Work to be completed:
Restate the records that follow word for word; no pictures should appear.

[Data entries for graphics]
= = = = =

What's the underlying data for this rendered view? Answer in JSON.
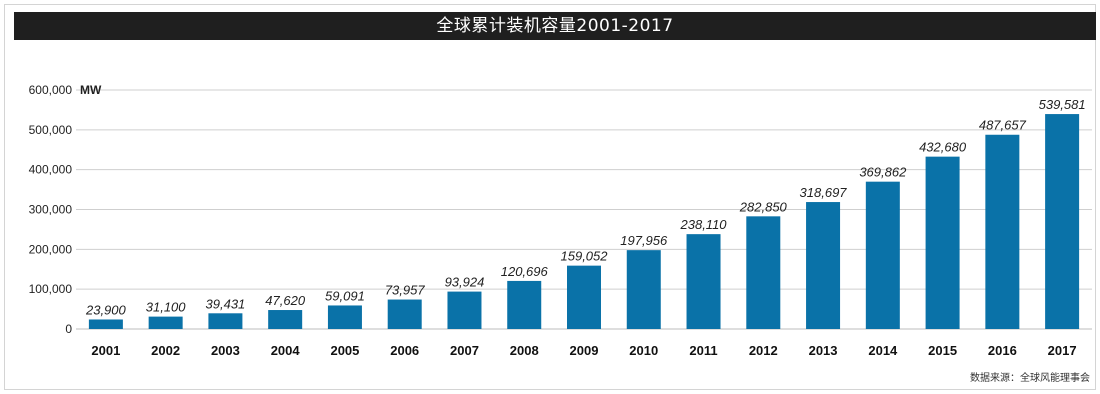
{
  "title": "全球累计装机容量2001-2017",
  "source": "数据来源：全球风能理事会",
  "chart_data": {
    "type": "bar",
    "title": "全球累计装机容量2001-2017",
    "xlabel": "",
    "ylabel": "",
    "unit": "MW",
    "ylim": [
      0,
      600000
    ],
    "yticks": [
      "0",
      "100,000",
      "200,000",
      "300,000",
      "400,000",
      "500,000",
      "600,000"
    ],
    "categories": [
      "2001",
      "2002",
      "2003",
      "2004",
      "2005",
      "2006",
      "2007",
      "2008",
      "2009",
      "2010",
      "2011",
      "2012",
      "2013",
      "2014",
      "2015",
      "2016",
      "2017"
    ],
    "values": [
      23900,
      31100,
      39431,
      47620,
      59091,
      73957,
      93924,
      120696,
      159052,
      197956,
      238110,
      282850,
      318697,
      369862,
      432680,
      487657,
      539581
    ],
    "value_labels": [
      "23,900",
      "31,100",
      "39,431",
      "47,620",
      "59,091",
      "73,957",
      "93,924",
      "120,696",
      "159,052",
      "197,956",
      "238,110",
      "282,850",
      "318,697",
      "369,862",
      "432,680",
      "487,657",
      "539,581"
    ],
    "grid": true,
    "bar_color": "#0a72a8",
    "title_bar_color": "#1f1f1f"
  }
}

= = = = =

Solved exercise:
What's the underlying data for this rendered view? Answer in JSON.
{
  "title": "全球累计装机容量2001-2017",
  "source": "数据来源：全球风能理事会",
  "chart_data": {
    "type": "bar",
    "title": "全球累计装机容量2001-2017",
    "xlabel": "",
    "ylabel": "",
    "unit": "MW",
    "ylim": [
      0,
      600000
    ],
    "yticks": [
      "0",
      "100,000",
      "200,000",
      "300,000",
      "400,000",
      "500,000",
      "600,000"
    ],
    "categories": [
      "2001",
      "2002",
      "2003",
      "2004",
      "2005",
      "2006",
      "2007",
      "2008",
      "2009",
      "2010",
      "2011",
      "2012",
      "2013",
      "2014",
      "2015",
      "2016",
      "2017"
    ],
    "values": [
      23900,
      31100,
      39431,
      47620,
      59091,
      73957,
      93924,
      120696,
      159052,
      197956,
      238110,
      282850,
      318697,
      369862,
      432680,
      487657,
      539581
    ],
    "value_labels": [
      "23,900",
      "31,100",
      "39,431",
      "47,620",
      "59,091",
      "73,957",
      "93,924",
      "120,696",
      "159,052",
      "197,956",
      "238,110",
      "282,850",
      "318,697",
      "369,862",
      "432,680",
      "487,657",
      "539,581"
    ],
    "grid": true,
    "bar_color": "#0a72a8",
    "title_bar_color": "#1f1f1f"
  }
}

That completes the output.